List each line of the data in which the string "Paṭhamavaggo" appears.

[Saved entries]

———

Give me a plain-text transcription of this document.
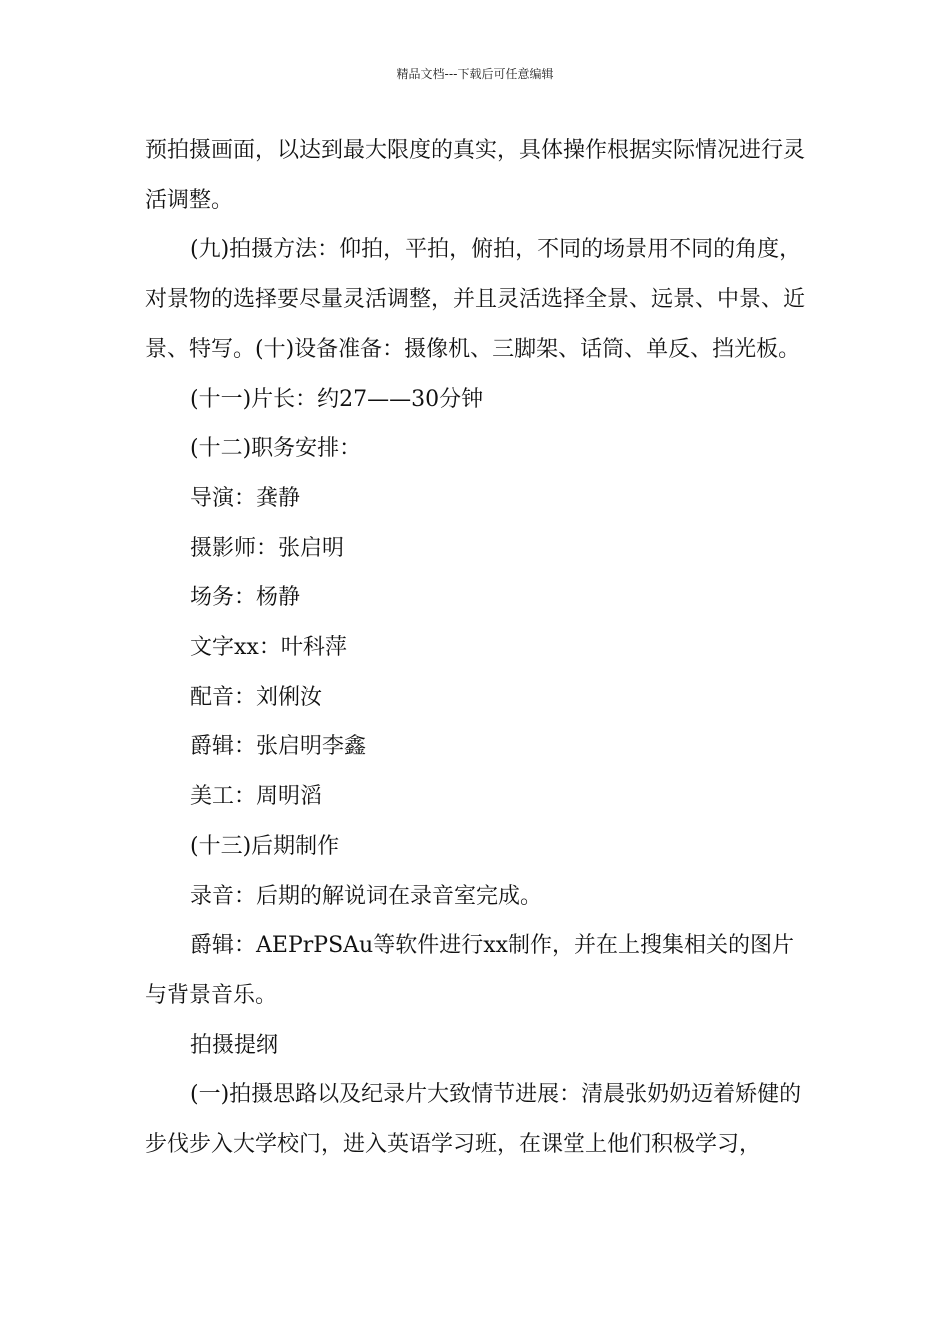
精品文档---下载后可任意编辑

预拍摄画面，以达到最大限度的真实，具体操作根据实际情况进行灵活调整。

(九)拍摄方法：仰拍，平拍，俯拍，不同的场景用不同的角度，对景物的选择要尽量灵活调整，并且灵活选择全景、远景、中景、近景、特写。(十)设备准备：摄像机、三脚架、话筒、单反、挡光板。

(十一)片长：约27——30分钟

(十二)职务安排：

导演：龚静

摄影师：张启明

场务：杨静

文字xx：叶科萍

配音：刘俐汝

爵辑：张启明李鑫

美工：周明滔

(十三)后期制作

录音：后期的解说词在录音室完成。

爵辑：AEPrPSAu等软件进行xx制作，并在上搜集相关的图片与背景音乐。

拍摄提纲

(一)拍摄思路以及纪录片大致情节进展：清晨张奶奶迈着矫健的步伐步入大学校门，进入英语学习班，在课堂上他们积极学习，
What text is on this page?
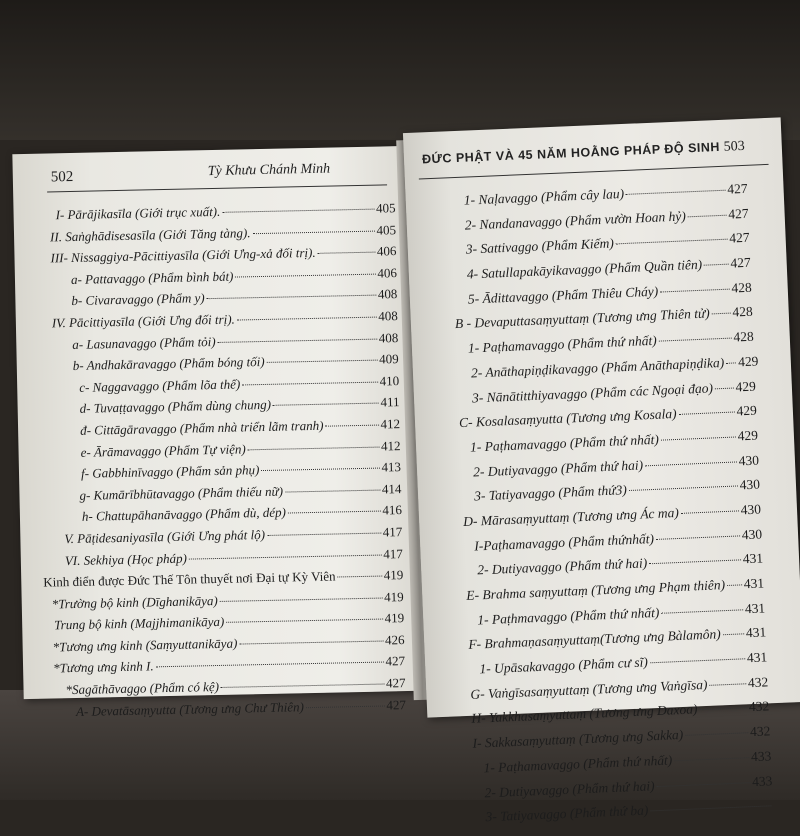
502	Tỳ Khưu Chánh Minh
I- Pārājikasīla (Giới trục xuất).	405
II. Saṅghādisesasīla (Giới Tăng tàng).	405
III- Nissaggiya-Pācittiyasīla (Giới Ưng-xả đối trị).	406
a- Pattavaggo (Phẩm bình bát)	406
b- Civaravaggo (Phẩm y)	408
IV. Pācittiyasīla (Giới Ưng đối trị).	408
a- Lasunavaggo (Phẩm tỏi)	408
b- Andhakāravaggo (Phẩm bóng tối)	409
c- Naggavaggo (Phẩm lõa thể)	410
d- Tuvaṭṭavaggo (Phẩm dùng chung)	411
đ- Cittāgāravaggo (Phẩm nhà triển lãm tranh)	412
e- Ārāmavaggo (Phẩm Tự viện)	412
f- Gabbhinīvaggo (Phẩm sản phụ)	413
g- Kumārībhūtavaggo (Phẩm thiếu nữ)	414
h- Chattupāhanāvaggo (Phẩm dù, dép)	416
V. Pāṭidesaniyasīla (Giới Ưng phát lộ)	417
VI. Sekhiya (Học pháp)	417
Kinh điển được Đức Thế Tôn thuyết nơi Đại tự Kỳ Viên	419
*Trường bộ kinh (Dīghanikāya)	419
Trung bộ kinh (Majjhimanikāya)	419
*Tương ưng kinh (Saṃyuttanikāya)	426
*Tương ưng kinh I.	427
*Sagāthāvaggo (Phẩm có kệ)	427
A- Devatāsaṃyutta (Tương ưng Chư Thiên)	427
ĐỨC PHẬT VÀ 45 NĂM HOẰNG PHÁP ĐỘ SINH 503
1- Naḷavaggo (Phẩm cây lau)	427
2- Nandanavaggo (Phẩm vườn Hoan hỷ)	427
3- Sattivaggo (Phẩm Kiếm)	427
4- Satullapakāyikavaggo (Phẩm Quần tiên) 427
5- Ādittavaggo (Phẩm Thiêu Cháy)	428
B - Devaputtasaṃyuttaṃ (Tương ưng Thiên tử) 428
1- Paṭhamavaggo (Phẩm thứ nhất)	428
2- Anāthapiṇḍikavaggo (Phẩm Anāthapiṇḍika) 429
3- Nānātitthiyavaggo (Phẩm các Ngoại đạo) 429
C- Kosalasaṃyutta (Tương ưng Kosala)	429
1- Paṭhamavaggo (Phẩm thứ nhất)	429
2- Dutiyavaggo (Phẩm thứ hai)	430
3- Tatiyavaggo (Phẩm thứ3)	430
D- Mārasaṃyuttaṃ (Tương ưng Ác ma)	430
I-Paṭhamavaggo (Phẩm thứnhất)	430
2- Dutiyavaggo (Phẩm thứ hai)	431
E- Brahma saṃyuttaṃ (Tương ưng Phạm thiên) 431
1- Paṭhmavaggo (Phẩm thứ nhất)	431
F- Brahmaṇasaṃyuttaṃ(Tương ưng Bàlamôn) 431
1- Upāsakavaggo (Phẩm cư sĩ)	431
G- Vaṅgīsasaṃyuttaṃ (Tương ưng Vaṅgīsa)	432
H- Yakkhasaṃyuttaṃ (Tương ưng Daxoa)	432
I- Sakkasaṃyuttaṃ (Tương ưng Sakka)	432
1- Paṭhamavaggo (Phẩm thứ nhất)	433
2- Dutiyavaggo (Phẩm thứ hai)	433
3- Tatiyavaggo (Phẩm thứ ba)
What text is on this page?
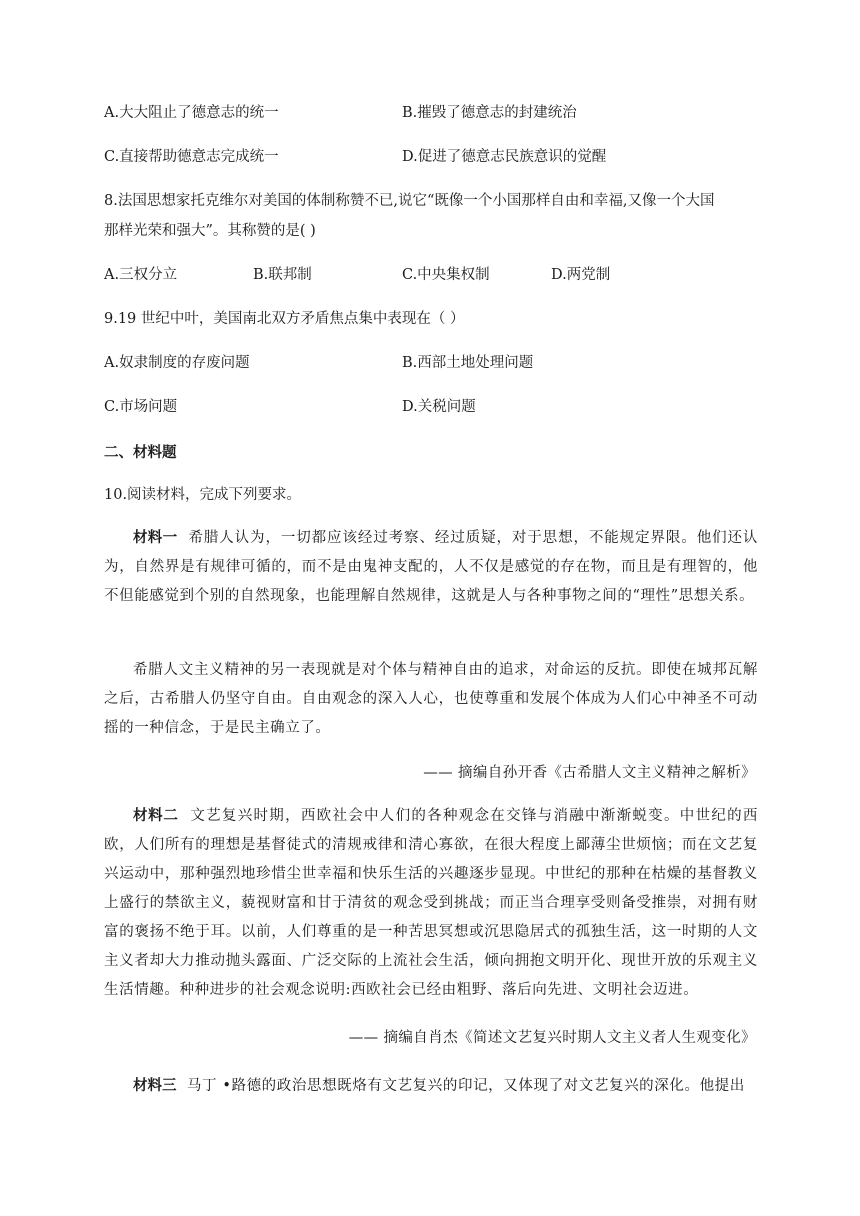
A.大大阻止了德意志的统一	B.摧毁了德意志的封建统治
C.直接帮助德意志完成统一	D.促进了德意志民族意识的觉醒
8.法国思想家托克维尔对美国的体制称赞不已,说它“既像一个小国那样自由和幸福,又像一个大国
那样光荣和强大”。其称赞的是( )
A.三权分立	B.联邦制	C.中央集权制	D.两党制
9.19 世纪中叶，美国南北双方矛盾焦点集中表现在（ ）
A.奴隶制度的存废问题	B.西部土地处理问题
C.市场问题	D.关税问题
二、材料题
10.阅读材料，完成下列要求。
材料一 希腊人认为，一切都应该经过考察、经过质疑，对于思想，不能规定界限。他们还认为，自然界是有规律可循的，而不是由鬼神支配的，人不仅是感觉的存在物，而且是有理智的，他不但能感觉到个别的自然现象，也能理解自然规律，这就是人与各种事物之间的“理性”思想关系。
希腊人文主义精神的另一表现就是对个体与精神自由的追求，对命运的反抗。即使在城邦瓦解之后，古希腊人仍坚守自由。自由观念的深入人心，也使尊重和发展个体成为人们心中神圣不可动摇的一种信念，于是民主确立了。
—— 摘编自孙开香《古希腊人文主义精神之解析》
材料二 文艺复兴时期，西欧社会中人们的各种观念在交锋与消融中渐渐蜕变。中世纪的西欧，人们所有的理想是基督徒式的清规戒律和清心寡欲，在很大程度上鄙薄尘世烦恼；而在文艺复兴运动中，那种强烈地珍惜尘世幸福和快乐生活的兴趣逐步显现。中世纪的那种在枯燥的基督教义上盛行的禁欲主义，藐视财富和甘于清贫的观念受到挑战；而正当合理享受则备受推崇，对拥有财富的褒扬不绝于耳。以前，人们尊重的是一种苦思冥想或沉思隐居式的孤独生活，这一时期的人文主义者却大力推动抛头露面、广泛交际的上流社会生活，倾向拥抱文明开化、现世开放的乐观主义生活情趣。种种进步的社会观念说明:西欧社会已经由粗野、落后向先进、文明社会迈进。
—— 摘编自肖杰《简述文艺复兴时期人文主义者人生观变化》
材料三 马丁 •路德的政治思想既烙有文艺复兴的印记，又体现了对文艺复兴的深化。他提出
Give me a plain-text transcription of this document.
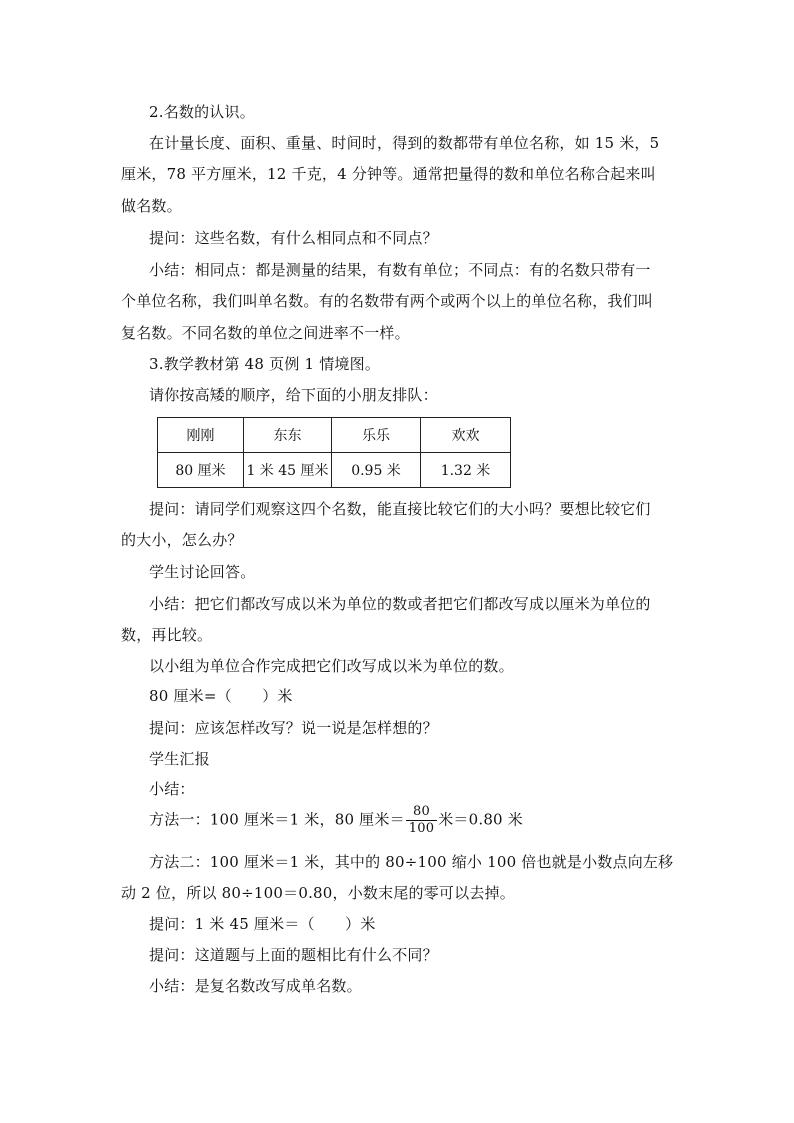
2.名数的认识。
在计量长度、面积、重量、时间时，得到的数都带有单位名称，如 15 米，5
厘米，78 平方厘米，12 千克，4 分钟等。通常把量得的数和单位名称合起来叫
做名数。
提问：这些名数，有什么相同点和不同点？
小结：相同点：都是测量的结果，有数有单位；不同点：有的名数只带有一
个单位名称，我们叫单名数。有的名数带有两个或两个以上的单位名称，我们叫
复名数。不同名数的单位之间进率不一样。
3.教学教材第 48 页例 1 情境图。
请你按高矮的顺序，给下面的小朋友排队：
刚刚	东东	乐乐	欢欢
80 厘米	1 米 45 厘米	0.95 米	1.32 米
提问：请同学们观察这四个名数，能直接比较它们的大小吗？要想比较它们
的大小，怎么办？
学生讨论回答。
小结：把它们都改写成以米为单位的数或者把它们都改写成以厘米为单位的
数，再比较。
以小组为单位合作完成把它们改写成以米为单位的数。
80 厘米=（　　）米
提问：应该怎样改写？说一说是怎样想的？
学生汇报
小结：
方法一：100 厘米＝1 米，80 厘米＝ $\frac{80}{100}$ 米＝0.80 米
方法二：100 厘米＝1 米，其中的 80÷100 缩小 100 倍也就是小数点向左移
动 2 位，所以 80÷100＝0.80，小数末尾的零可以去掉。
提问：1 米 45 厘米＝（　　）米
提问：这道题与上面的题相比有什么不同？
小结：是复名数改写成单名数。
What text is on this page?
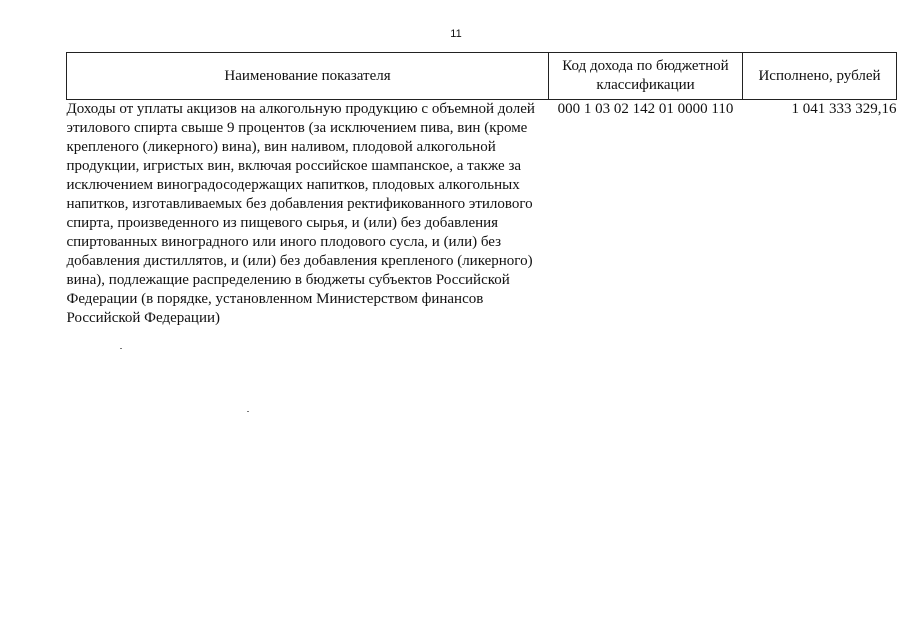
11
Наименование показателя	Код дохода по бюджетной классификации	Исполнено, рублей
Доходы от уплаты акцизов на алкогольную продукцию с объемной долей этилового спирта свыше 9 процентов (за исключением пива, вин (кроме крепленого (ликерного) вина), вин наливом, плодовой алкогольной продукции, игристых вин, включая российское шампанское, а также за исключением виноградосодержащих напитков, плодовых алкогольных напитков, изготавливаемых без добавления ректификованного этилового спирта, произведенного из пищевого сырья, и (или) без добавления спиртованных виноградного или иного плодового сусла, и (или) без добавления дистиллятов, и (или) без добавления крепленого (ликерного) вина), подлежащие распределению в бюджеты субъектов Российской Федерации (в порядке, установленном Министерством финансов Российской Федерации)	000 1 03 02 142 01 0000 110	1 041 333 329,16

———

*SOLUTION FOR THIS TASK*
1- Paṭhamavaggo (Phẩm thứ nhất)	428
1- Paṭhamavaggo (Phẩm thứ nhất)	429
I-Paṭhamavaggo (Phẩm thứnhất)	430
1- Paṭhamavaggo (Phẩm thứ nhất)	433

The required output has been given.